--- Begin Material to process ---
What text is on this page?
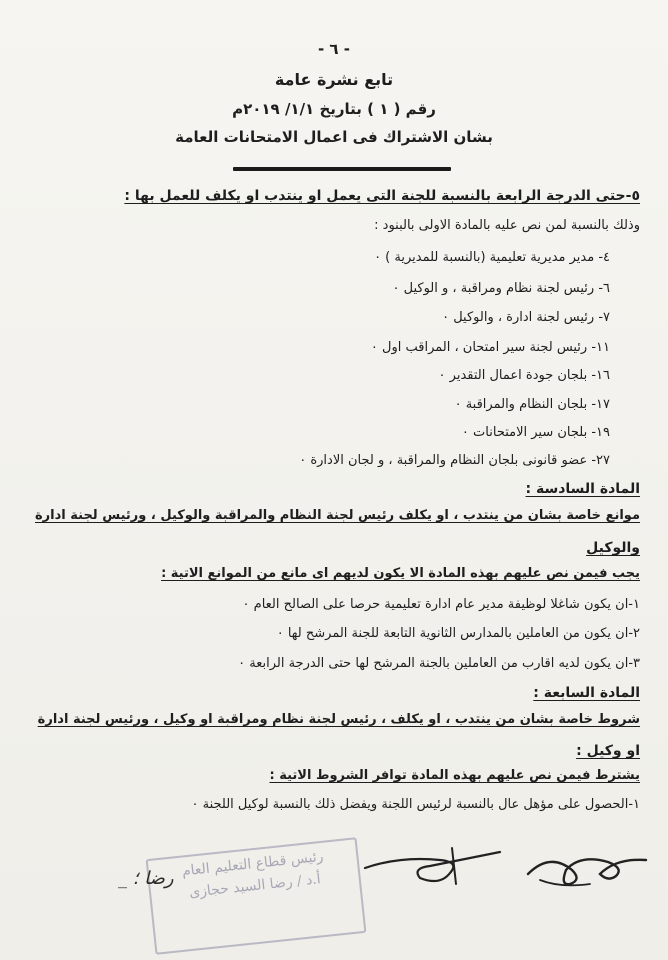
- ٦ -
تابع نشرة عامة
رقم ( ١ ) بتاريخ ١/١/ ٢٠١٩م
بشان الاشتراك فى اعمال الامتحانات العامة
٥-حتى الدرجة الرابعة بالنسبة للجنة التى يعمل او ينتدب او يكلف للعمل بها :
وذلك بالنسبة لمن نص عليه بالمادة الاولى بالبنود :
٤- مدير مديرية تعليمية (بالنسبة للمديرية ) ٠
٦- رئيس لجنة نظام ومراقبة ، و الوكيل ٠
٧- رئيس لجنة ادارة ، والوكيل ٠
١١- رئيس لجنة سير امتحان ، المراقب اول ٠
١٦- بلجان جودة اعمال التقدير ٠
١٧- بلجان النظام والمراقبة ٠
١٩- بلجان سير الامتحانات ٠
٢٧- عضو قانونى بلجان النظام والمراقبة ، و لجان الادارة ٠
المادة السادسة :
موانع خاصة بشان من ينتدب ، او يكلف رئيس لجنة النظام والمراقبة والوكيل ، ورئيس لجنة ادارة
والوكيل
يجب فيمن نص عليهم بهذه المادة الا يكون لديهم اى مانع من الموانع الاتية :
١-ان يكون شاغلا لوظيفة مدير عام ادارة تعليمية حرصا على الصالح العام ٠
٢-ان يكون من العاملين بالمدارس الثانوية التابعة للجنة المرشح لها ٠
٣-ان يكون لديه اقارب من العاملين بالجنة المرشح لها حتى الدرجة الرابعة ٠
المادة السابعة :
شروط خاصة بشان من ينتدب ، او يكلف ، رئيس لجنة نظام ومراقبة او وكيل ، ورئيس لجنة ادارة
او وكيل :
يشترط فيمن نص عليهم بهذه المادة توافر الشروط الاتية :
١-الحصول على مؤهل عال بالنسبة لرئيس اللجنة ويفضل ذلك بالنسبة لوكيل اللجنة ٠
رئيس قطاع التعليم العام
أ.د / رضا السيد حجازى
رضا ؛ _
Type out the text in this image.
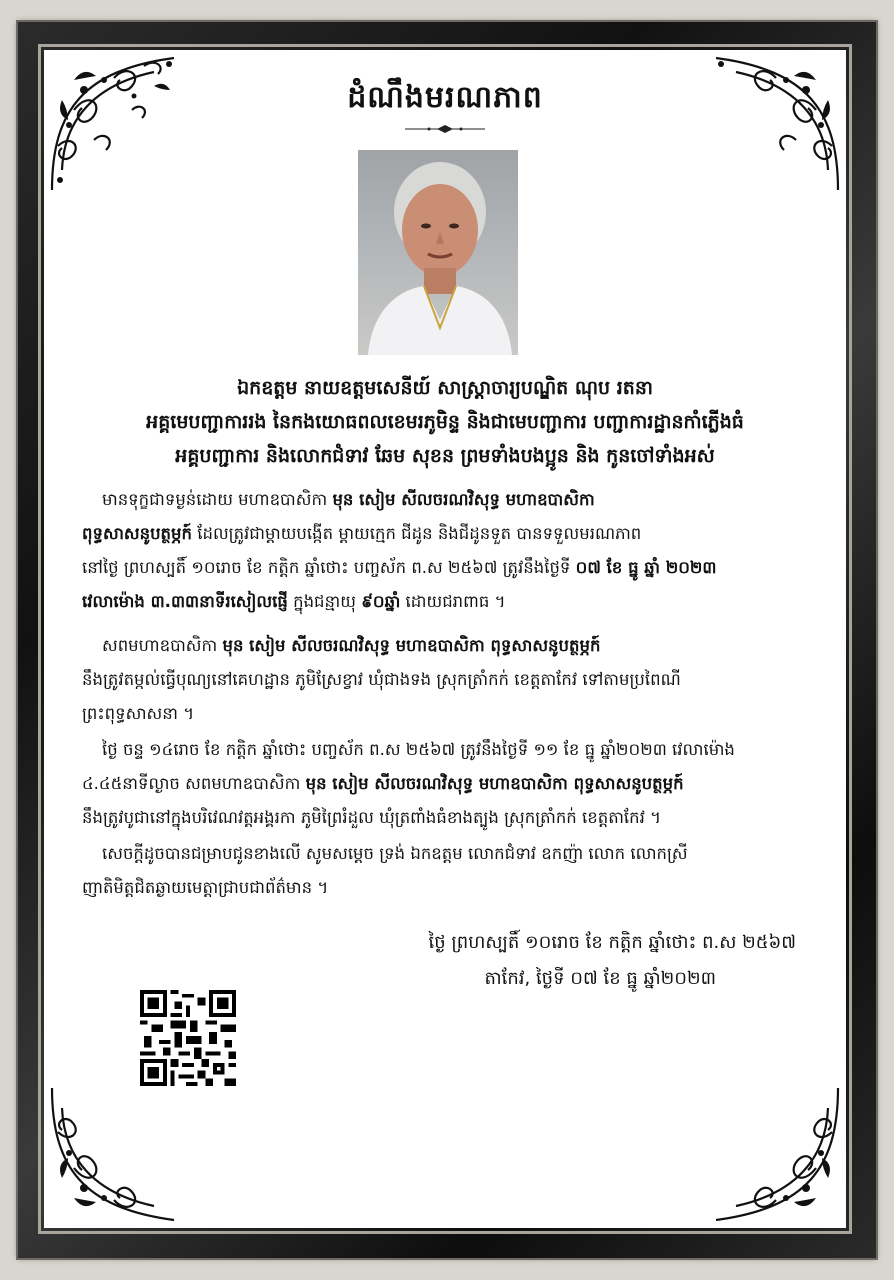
ដំណឹងមរណភាព
ឯកឧត្តម នាយឧត្តមសេនីយ៍ សាស្ត្រាចារ្យបណ្ឌិត ណុប រតនា
អគ្គមេបញ្ជាការរង នៃកងយោធពលខេមរភូមិន្ទ និងជាមេបញ្ជាការ បញ្ជាការដ្ឋានកាំភ្លើងធំ
អគ្គបញ្ជាការ និងលោកជំទាវ ឆែម សុខន ព្រមទាំងបងប្អូន និង កូនចៅទាំងអស់
មានទុក្ខជាទម្ងន់ដោយ មហាឧបាសិកា មុន សៀម សីលចរណវិសុទ្ធ មហាឧបាសិកា
ពុទ្ធសាសនូបត្ថម្ភក៍ ដែលត្រូវជាម្តាយបង្កើត ម្តាយក្មេក ជីដូន និងជីដូនទួត បានទទួលមរណភាព
នៅថ្ងៃ ព្រហស្បតិ៍ ១០រោច ខែ កត្តិក ឆ្នាំថោះ បញ្ចស័ក ព.ស ២៥៦៧ ត្រូវនឹងថ្ងៃទី ០៧ ខែ ធ្នូ ឆ្នាំ ២០២៣
វេលាម៉ោង ៣.៣៣នាទីរសៀលផ្ញើ ក្នុងជន្មាយុ ៩០ឆ្នាំ ដោយជរាពាធ ។
សពមហាឧបាសិកា មុន សៀម សីលចរណវិសុទ្ធ មហាឧបាសិកា ពុទ្ធសាសនូបត្ថម្ភក៍
នឹងត្រូវតម្កល់ធ្វើបុណ្យនៅគេហដ្ឋាន ភូមិស្រែខ្វាវ ឃុំជាងទង ស្រុកត្រាំកក់ ខេត្តតាកែវ ទៅតាមប្រពៃណី
ព្រះពុទ្ធសាសនា ។
ថ្ងៃ ចន្ទ ១៤រោច ខែ កត្តិក ឆ្នាំថោះ បញ្ចស័ក ព.ស ២៥៦៧ ត្រូវនឹងថ្ងៃទី ១១ ខែ ធ្នូ ឆ្នាំ២០២៣ វេលាម៉ោង
៤.៤៥នាទីល្ងាច សពមហាឧបាសិកា មុន សៀម សីលចរណវិសុទ្ធ មហាឧបាសិកា ពុទ្ធសាសនូបត្ថម្ភក៍
នឹងត្រូវបូជានៅក្នុងបរិវេណវត្តអង្គរកា ភូមិព្រៃរំដួល ឃុំត្រពាំងធំខាងត្បូង ស្រុកត្រាំកក់ ខេត្តតាកែវ ។
សេចក្តីដូចបានជម្រាបជូនខាងលើ សូមសម្តេច ទ្រង់ ឯកឧត្តម លោកជំទាវ ឧកញ៉ា លោក លោកស្រី
ញាតិមិត្តជិតឆ្ងាយមេត្តាជ្រាបជាព័ត៌មាន ។
ថ្ងៃ ព្រហស្បតិ៍ ១០រោច ខែ កត្តិក ឆ្នាំថោះ ព.ស ២៥៦៧
តាកែវ, ថ្ងៃទី ០៧ ខែ ធ្នូ ឆ្នាំ២០២៣
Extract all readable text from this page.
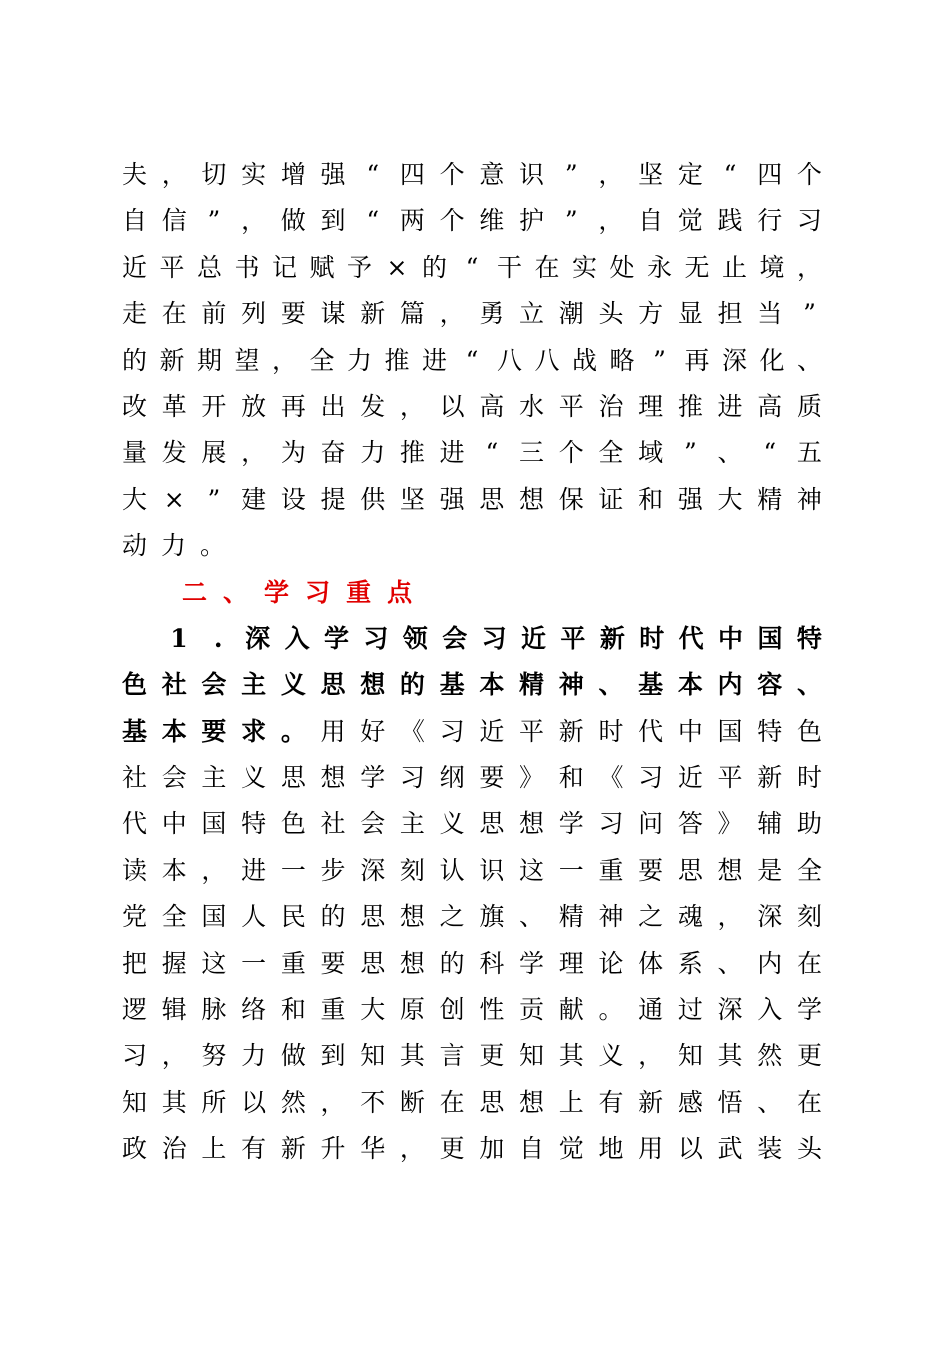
夫 ， 切 实 增 强 “ 四 个 意 识 ” ， 坚 定 “ 四 个
自 信 ” ， 做 到 “ 两 个 维 护 ” ， 自 觉 践 行 习
近 平 总 书 记 赋 予 × 的 “ 干 在 实 处 永 无 止 境 ，
走 在 前 列 要 谋 新 篇 ， 勇 立 潮 头 方 显 担 当 ”
的 新 期 望 ， 全 力 推 进 “ 八 八 战 略 ” 再 深 化 、
改 革 开 放 再 出 发 ， 以 高 水 平 治 理 推 进 高 质
量 发 展 ， 为 奋 力 推 进 “ 三 个 全 域 ” 、 “ 五
大 × ” 建 设 提 供 坚 强 思 想 保 证 和 强 大 精 神
动 力 。
二 、 学 习 重 点

1	. 深 入 学 习 领 会 习 近 平 新 时 代 中 国 特
色 社 会 主 义 思 想 的 基 本 精 神 、 基 本 内 容 、
基 本 要 求 。 用 好 《 习 近 平 新 时 代 中 国 特 色
社 会 主 义 思 想 学 习 纲 要 》 和 《 习 近 平 新 时
代 中 国 特 色 社 会 主 义 思 想 学 习 问 答 》 辅 助
读 本 ， 进 一 步 深 刻 认 识 这 一 重 要 思 想 是 全
党 全 国 人 民 的 思 想 之 旗 、 精 神 之 魂 ， 深 刻
把 握 这 一 重 要 思 想 的 科 学 理 论 体 系 、 内 在
逻 辑 脉 络 和 重 大 原 创 性 贡 献 。 通 过 深 入 学
习 ， 努 力 做 到 知 其 言 更 知 其 义 ， 知 其 然 更
知 其 所 以 然 ， 不 断 在 思 想 上 有 新 感 悟 、 在
政 治 上 有 新 升 华 ， 更 加 自 觉 地 用 以 武 装 头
--- End Material to process ---
**Task to carry out**
Filter out all lines lacking the word "عليهم" and copy the rest.

**Expected output**
يجب فيمن نص عليهم بهذه المادة الا يكون لديهم اى مانع من الموانع الاتية :
يشترط فيمن نص عليهم بهذه المادة توافر الشروط الاتية :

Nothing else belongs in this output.